Exercise requirements: Scan the records for the string "structured"; copy each line where it occurs.

Figure record listings:
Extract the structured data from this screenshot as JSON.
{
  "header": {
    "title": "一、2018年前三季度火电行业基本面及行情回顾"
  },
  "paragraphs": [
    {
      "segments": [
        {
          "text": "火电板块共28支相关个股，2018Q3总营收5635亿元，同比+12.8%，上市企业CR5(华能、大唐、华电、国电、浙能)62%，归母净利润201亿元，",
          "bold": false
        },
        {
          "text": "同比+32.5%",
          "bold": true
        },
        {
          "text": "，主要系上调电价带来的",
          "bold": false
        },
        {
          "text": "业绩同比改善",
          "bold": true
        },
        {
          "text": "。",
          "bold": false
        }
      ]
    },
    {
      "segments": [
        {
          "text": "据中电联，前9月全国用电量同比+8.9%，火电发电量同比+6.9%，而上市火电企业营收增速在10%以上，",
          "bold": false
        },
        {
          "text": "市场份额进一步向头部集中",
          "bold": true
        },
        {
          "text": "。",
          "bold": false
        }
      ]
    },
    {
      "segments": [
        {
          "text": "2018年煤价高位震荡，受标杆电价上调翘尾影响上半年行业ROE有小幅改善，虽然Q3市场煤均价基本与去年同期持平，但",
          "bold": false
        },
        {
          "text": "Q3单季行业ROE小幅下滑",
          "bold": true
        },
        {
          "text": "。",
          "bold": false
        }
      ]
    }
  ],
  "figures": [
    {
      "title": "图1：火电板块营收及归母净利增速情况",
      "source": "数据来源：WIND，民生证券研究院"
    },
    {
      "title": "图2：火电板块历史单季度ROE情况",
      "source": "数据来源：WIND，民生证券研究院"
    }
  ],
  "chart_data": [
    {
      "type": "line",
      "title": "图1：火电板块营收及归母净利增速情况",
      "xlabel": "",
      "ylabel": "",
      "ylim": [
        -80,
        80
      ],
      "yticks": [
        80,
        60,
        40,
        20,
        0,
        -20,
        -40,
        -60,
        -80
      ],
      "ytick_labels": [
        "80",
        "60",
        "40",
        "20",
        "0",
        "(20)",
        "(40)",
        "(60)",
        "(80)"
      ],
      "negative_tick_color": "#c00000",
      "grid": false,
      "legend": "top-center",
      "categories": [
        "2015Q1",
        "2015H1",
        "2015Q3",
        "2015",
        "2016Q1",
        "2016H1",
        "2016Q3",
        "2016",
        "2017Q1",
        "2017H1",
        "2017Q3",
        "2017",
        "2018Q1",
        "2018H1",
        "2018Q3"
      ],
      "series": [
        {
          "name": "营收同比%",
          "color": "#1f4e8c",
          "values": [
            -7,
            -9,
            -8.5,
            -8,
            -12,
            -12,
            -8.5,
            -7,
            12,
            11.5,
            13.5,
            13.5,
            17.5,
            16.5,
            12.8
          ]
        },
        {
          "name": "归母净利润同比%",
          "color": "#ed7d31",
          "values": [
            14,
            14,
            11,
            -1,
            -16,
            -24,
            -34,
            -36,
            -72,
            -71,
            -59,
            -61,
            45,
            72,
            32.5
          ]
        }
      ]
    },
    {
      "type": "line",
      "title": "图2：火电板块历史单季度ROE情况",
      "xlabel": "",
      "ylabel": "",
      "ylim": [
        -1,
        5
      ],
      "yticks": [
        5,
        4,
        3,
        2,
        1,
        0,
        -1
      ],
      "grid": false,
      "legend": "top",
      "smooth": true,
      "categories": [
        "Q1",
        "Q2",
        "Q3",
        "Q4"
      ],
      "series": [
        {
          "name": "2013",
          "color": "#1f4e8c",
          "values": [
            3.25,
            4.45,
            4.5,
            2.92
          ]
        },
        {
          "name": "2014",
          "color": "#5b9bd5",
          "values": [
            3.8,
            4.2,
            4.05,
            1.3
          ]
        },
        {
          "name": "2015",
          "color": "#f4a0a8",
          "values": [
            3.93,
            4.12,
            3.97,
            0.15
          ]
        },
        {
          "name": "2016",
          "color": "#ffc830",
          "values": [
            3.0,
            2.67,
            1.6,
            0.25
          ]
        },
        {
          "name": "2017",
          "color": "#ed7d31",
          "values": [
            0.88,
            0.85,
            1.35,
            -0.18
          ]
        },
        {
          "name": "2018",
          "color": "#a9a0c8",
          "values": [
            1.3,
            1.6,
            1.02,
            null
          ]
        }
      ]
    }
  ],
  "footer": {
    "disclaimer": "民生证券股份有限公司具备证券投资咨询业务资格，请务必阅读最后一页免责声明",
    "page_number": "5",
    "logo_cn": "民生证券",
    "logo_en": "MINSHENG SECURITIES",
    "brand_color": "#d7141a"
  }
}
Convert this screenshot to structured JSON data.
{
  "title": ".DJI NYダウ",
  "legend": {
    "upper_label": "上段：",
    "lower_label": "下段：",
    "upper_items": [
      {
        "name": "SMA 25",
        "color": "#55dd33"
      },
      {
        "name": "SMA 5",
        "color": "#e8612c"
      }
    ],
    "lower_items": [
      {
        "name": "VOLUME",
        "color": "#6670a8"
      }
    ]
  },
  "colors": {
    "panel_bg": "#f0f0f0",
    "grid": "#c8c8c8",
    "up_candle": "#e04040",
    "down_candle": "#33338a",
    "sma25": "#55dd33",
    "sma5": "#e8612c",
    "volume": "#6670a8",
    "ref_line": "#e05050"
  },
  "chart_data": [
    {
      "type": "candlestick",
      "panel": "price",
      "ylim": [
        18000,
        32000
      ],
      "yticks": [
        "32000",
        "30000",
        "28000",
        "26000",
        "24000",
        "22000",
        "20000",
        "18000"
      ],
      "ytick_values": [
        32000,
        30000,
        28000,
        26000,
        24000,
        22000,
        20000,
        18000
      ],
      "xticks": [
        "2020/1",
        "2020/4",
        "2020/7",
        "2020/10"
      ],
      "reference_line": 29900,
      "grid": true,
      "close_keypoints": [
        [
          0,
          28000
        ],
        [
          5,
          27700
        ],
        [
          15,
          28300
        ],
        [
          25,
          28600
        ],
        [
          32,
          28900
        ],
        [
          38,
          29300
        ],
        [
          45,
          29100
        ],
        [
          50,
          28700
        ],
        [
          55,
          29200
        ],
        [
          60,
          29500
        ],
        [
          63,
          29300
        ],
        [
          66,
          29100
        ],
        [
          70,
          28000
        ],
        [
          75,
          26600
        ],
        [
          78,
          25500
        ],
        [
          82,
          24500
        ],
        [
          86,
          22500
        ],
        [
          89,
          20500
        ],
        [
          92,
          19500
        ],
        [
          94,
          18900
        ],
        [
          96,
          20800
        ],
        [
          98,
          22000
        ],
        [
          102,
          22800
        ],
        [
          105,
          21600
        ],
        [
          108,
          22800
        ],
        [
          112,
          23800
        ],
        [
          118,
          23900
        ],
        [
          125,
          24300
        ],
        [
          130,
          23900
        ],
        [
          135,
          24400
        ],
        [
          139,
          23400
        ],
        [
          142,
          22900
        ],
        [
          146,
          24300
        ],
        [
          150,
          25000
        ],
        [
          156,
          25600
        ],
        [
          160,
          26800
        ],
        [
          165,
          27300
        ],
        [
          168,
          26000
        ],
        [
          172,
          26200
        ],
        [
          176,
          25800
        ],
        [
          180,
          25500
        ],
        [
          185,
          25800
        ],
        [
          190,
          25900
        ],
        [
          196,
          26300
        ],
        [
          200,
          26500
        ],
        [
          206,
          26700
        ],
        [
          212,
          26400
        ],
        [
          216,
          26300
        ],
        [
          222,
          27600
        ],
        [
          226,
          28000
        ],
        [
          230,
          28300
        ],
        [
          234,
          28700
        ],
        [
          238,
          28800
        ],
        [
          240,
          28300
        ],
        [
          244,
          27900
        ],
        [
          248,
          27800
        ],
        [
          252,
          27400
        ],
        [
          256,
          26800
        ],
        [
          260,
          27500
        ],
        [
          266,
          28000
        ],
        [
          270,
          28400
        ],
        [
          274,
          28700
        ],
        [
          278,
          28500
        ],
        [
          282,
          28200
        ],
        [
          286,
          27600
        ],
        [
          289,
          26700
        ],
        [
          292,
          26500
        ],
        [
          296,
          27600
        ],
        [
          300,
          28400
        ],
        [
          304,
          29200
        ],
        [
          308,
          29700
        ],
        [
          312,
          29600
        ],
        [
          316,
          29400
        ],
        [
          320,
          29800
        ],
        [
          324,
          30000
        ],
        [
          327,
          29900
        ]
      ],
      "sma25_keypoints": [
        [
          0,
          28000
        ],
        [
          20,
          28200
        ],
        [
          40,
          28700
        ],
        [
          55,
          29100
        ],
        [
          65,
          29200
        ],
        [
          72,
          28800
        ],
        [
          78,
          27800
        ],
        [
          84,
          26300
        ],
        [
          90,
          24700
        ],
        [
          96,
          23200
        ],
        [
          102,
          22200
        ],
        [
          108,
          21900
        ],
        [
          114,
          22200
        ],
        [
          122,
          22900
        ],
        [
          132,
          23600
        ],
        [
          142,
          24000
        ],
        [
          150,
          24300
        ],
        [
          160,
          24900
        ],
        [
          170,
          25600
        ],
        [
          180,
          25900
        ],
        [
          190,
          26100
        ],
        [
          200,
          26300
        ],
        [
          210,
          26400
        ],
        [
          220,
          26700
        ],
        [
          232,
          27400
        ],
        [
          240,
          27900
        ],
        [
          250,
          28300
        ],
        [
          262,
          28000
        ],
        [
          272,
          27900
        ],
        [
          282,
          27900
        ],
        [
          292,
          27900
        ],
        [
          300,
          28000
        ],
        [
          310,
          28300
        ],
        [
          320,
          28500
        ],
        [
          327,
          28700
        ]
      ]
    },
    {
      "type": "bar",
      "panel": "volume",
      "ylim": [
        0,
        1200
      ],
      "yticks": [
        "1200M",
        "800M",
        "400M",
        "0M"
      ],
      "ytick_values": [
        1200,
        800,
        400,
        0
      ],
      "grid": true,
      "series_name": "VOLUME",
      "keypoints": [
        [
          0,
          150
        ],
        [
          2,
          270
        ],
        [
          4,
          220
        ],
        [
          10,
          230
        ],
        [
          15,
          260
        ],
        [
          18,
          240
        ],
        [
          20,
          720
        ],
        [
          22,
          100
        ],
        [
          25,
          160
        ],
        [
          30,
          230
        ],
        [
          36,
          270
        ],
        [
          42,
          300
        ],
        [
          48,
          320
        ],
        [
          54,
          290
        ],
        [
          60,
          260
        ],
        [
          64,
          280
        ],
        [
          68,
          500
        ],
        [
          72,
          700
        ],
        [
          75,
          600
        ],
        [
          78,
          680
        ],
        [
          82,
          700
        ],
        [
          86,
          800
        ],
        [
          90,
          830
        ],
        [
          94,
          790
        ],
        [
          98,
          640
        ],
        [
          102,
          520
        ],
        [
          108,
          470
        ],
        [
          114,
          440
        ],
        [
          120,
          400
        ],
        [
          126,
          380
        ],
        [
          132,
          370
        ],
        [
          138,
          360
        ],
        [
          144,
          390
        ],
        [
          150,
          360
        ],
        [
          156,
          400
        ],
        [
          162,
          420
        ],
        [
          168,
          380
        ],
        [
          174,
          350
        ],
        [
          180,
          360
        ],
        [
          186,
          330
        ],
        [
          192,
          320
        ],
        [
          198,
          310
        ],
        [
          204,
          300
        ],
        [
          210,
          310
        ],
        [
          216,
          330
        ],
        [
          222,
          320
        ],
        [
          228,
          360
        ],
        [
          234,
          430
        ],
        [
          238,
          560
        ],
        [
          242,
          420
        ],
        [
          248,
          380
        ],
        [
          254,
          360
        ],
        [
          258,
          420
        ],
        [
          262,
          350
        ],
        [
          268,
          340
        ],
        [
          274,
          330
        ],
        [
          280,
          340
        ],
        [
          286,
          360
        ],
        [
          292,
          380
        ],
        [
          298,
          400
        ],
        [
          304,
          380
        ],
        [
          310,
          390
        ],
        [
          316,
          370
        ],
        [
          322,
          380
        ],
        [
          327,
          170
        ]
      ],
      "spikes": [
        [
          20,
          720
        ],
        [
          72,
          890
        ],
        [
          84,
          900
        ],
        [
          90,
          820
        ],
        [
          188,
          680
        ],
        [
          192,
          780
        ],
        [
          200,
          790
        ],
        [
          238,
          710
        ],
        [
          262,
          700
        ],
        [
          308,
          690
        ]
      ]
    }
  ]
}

The result:
Extract the structured data from this screenshot as JSON.
Convert this screenshot to structured JSON data.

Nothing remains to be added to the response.